Direction >> Look for the string "Convert" in every line, and copy each line that has it.

Data listing >>
────────────────────────────────────────

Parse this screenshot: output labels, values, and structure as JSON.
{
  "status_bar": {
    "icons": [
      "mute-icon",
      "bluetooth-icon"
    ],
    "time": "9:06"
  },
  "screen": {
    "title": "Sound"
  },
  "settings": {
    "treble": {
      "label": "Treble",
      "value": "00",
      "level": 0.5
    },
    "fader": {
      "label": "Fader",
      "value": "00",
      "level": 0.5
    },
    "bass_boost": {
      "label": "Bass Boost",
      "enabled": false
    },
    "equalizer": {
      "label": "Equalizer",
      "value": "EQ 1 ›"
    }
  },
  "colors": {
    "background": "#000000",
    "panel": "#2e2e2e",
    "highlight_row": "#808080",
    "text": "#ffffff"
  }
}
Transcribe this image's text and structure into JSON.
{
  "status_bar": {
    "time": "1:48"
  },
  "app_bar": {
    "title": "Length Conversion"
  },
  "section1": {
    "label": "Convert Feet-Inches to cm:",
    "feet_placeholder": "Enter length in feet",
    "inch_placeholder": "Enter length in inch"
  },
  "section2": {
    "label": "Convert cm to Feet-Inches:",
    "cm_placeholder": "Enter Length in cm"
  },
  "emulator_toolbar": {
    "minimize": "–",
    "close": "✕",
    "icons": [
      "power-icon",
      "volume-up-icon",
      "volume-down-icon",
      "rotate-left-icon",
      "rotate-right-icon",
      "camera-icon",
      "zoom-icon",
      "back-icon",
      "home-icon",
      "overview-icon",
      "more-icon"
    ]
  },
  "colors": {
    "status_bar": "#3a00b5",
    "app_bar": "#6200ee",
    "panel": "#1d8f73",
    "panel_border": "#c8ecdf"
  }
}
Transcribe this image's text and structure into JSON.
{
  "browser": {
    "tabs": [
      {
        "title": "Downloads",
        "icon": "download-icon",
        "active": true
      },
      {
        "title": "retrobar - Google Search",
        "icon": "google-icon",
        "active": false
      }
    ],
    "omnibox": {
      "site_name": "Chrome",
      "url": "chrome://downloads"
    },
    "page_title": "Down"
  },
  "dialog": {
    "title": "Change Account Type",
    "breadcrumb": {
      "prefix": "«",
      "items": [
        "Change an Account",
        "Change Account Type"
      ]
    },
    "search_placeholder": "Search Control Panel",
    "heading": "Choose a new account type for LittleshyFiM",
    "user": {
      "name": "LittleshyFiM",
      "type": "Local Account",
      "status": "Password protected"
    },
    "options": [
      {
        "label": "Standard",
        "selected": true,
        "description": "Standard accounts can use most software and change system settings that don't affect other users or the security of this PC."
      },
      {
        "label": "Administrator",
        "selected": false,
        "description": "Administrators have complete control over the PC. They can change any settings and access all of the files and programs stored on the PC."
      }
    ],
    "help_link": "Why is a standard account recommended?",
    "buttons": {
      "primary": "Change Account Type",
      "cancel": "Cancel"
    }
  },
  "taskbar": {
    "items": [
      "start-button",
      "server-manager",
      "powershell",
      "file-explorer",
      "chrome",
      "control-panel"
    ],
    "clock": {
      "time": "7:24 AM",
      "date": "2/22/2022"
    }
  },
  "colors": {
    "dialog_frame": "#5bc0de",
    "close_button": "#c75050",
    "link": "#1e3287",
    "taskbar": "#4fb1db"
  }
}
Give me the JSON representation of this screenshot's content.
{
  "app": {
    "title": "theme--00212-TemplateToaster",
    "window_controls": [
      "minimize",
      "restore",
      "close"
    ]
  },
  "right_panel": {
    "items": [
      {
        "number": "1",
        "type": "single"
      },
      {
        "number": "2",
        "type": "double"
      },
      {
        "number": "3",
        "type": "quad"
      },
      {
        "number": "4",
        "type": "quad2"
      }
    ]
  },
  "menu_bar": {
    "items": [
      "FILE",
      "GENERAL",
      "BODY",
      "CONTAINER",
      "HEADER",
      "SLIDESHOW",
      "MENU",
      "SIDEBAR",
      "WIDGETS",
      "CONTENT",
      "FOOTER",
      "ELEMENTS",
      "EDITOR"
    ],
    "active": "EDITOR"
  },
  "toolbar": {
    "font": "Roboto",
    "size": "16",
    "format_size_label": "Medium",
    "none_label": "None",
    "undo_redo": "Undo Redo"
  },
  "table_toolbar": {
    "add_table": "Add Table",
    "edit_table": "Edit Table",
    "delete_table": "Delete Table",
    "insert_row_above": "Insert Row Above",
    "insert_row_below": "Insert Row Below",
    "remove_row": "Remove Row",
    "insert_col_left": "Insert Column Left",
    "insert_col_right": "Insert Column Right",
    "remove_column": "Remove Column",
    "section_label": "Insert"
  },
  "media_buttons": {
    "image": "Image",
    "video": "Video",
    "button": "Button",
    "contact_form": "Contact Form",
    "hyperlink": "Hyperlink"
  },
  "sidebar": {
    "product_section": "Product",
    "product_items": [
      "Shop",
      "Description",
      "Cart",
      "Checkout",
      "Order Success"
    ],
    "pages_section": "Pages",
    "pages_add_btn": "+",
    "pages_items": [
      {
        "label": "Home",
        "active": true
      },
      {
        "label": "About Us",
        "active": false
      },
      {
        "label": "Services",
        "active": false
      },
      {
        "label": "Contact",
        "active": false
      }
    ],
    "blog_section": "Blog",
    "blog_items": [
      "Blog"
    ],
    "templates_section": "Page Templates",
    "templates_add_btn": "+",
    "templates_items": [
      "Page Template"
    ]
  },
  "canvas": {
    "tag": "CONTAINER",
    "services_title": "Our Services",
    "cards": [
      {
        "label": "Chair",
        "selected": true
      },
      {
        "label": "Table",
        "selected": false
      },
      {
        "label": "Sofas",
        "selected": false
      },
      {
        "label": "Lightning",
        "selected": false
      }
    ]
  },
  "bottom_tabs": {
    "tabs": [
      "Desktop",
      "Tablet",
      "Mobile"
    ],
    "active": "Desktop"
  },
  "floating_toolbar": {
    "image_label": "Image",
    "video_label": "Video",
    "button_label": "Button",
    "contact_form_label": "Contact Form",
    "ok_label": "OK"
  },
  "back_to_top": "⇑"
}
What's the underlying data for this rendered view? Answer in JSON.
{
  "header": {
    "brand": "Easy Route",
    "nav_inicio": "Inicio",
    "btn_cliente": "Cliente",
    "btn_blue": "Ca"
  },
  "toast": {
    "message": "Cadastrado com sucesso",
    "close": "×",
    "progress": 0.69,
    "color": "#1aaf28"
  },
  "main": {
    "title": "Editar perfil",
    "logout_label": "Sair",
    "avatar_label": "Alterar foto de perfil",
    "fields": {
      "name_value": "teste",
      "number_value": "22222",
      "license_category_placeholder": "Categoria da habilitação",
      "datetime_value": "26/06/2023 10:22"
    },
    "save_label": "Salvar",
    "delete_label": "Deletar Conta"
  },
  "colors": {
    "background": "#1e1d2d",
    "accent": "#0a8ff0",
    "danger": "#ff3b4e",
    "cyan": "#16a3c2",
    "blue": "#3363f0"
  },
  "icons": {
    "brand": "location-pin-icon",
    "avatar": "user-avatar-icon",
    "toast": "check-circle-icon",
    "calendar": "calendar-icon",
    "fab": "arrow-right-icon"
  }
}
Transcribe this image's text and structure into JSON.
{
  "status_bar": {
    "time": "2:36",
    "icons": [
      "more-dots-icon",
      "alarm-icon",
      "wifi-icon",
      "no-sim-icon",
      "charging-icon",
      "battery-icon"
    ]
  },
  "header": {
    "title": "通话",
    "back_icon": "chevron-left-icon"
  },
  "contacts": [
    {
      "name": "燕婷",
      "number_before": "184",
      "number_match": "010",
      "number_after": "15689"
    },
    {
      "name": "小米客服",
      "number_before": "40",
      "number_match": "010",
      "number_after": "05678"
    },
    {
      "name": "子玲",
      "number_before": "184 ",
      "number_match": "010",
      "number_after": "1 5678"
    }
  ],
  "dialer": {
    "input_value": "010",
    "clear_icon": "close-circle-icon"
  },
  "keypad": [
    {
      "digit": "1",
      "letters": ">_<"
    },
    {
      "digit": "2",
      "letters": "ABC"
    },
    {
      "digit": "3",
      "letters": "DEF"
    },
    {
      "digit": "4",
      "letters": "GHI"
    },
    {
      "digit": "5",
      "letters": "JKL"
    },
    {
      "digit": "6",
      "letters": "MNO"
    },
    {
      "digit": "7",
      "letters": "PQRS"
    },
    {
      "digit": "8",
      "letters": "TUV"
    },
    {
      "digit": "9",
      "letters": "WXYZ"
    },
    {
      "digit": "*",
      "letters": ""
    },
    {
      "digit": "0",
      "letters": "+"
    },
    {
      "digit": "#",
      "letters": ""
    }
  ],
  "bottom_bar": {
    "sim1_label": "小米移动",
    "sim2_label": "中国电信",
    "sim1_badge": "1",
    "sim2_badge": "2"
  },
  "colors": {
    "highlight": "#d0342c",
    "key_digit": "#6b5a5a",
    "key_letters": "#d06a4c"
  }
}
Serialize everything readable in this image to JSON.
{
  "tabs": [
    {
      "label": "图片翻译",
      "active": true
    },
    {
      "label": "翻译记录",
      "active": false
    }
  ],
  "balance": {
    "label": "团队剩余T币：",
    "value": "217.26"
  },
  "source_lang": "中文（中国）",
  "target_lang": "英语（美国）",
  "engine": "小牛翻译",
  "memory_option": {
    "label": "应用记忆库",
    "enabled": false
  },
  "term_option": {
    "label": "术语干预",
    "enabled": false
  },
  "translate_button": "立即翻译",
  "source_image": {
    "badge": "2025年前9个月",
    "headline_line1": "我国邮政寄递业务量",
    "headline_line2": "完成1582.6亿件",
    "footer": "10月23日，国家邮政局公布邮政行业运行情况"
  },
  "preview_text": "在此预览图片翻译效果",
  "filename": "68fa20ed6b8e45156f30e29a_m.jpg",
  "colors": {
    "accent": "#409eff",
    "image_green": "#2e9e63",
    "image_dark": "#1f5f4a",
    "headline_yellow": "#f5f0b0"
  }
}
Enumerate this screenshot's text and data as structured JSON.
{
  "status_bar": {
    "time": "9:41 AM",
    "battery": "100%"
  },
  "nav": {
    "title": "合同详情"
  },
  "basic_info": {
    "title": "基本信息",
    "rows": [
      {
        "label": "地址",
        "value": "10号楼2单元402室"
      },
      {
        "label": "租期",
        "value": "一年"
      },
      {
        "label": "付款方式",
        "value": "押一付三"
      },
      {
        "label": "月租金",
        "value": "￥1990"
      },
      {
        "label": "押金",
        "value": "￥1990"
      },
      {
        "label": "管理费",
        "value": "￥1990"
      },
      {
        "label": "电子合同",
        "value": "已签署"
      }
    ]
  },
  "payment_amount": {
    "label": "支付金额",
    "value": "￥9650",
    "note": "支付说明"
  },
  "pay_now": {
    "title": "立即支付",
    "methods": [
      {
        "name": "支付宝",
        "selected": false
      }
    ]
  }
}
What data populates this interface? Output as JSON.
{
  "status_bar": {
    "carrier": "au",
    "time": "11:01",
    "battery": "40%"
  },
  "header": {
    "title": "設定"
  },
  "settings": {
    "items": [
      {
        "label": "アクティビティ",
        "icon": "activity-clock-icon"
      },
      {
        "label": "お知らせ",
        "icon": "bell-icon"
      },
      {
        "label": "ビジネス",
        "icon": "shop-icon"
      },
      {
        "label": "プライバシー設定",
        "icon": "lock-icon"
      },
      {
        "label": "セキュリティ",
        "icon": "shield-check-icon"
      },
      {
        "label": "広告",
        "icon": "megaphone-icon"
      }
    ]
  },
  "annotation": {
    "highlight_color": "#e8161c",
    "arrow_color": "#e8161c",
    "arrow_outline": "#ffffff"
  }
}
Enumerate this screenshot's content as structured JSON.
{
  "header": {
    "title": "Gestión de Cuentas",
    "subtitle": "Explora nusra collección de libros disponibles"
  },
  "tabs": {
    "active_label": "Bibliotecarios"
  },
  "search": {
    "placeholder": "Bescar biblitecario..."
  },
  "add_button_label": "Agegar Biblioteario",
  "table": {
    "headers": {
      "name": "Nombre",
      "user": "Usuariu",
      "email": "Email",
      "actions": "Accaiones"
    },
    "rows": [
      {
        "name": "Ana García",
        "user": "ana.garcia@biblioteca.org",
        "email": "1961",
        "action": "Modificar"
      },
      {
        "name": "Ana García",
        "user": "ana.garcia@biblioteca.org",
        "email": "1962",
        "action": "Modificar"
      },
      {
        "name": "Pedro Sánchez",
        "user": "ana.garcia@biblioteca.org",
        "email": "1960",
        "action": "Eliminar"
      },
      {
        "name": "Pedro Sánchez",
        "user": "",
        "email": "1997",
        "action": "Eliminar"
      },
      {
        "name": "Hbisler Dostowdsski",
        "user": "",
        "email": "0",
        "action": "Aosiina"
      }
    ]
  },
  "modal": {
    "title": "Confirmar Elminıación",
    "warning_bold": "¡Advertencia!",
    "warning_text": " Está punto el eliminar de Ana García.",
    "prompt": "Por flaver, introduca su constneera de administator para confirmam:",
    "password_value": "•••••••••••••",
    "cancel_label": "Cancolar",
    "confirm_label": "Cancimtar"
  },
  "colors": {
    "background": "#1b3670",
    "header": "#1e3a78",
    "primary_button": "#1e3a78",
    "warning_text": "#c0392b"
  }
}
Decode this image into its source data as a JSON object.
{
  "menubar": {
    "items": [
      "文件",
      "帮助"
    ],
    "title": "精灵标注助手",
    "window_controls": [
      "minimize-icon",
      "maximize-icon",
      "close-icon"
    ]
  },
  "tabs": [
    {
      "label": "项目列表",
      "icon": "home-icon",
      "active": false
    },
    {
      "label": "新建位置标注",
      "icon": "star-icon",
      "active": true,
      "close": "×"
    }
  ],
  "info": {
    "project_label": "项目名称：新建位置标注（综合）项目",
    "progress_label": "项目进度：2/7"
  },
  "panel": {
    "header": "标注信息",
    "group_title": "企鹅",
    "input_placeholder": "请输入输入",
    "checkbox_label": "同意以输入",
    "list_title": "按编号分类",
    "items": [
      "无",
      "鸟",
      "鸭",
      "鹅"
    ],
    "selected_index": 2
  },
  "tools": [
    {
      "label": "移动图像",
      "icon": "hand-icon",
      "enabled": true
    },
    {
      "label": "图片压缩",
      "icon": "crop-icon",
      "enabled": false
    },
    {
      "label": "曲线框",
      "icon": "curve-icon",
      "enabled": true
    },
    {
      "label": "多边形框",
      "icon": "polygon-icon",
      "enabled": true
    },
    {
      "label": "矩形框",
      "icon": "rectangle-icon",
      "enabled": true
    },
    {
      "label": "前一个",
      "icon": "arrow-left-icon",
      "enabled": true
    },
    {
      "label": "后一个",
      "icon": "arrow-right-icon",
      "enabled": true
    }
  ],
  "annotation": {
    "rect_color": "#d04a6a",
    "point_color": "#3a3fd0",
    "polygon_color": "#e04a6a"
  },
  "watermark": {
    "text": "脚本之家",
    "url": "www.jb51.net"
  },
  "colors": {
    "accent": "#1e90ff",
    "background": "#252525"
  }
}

────────────────────────────────────────

Exercise output >>
    "label": "Convert Feet-Inches to cm:",
    "label": "Convert cm to Feet-Inches:",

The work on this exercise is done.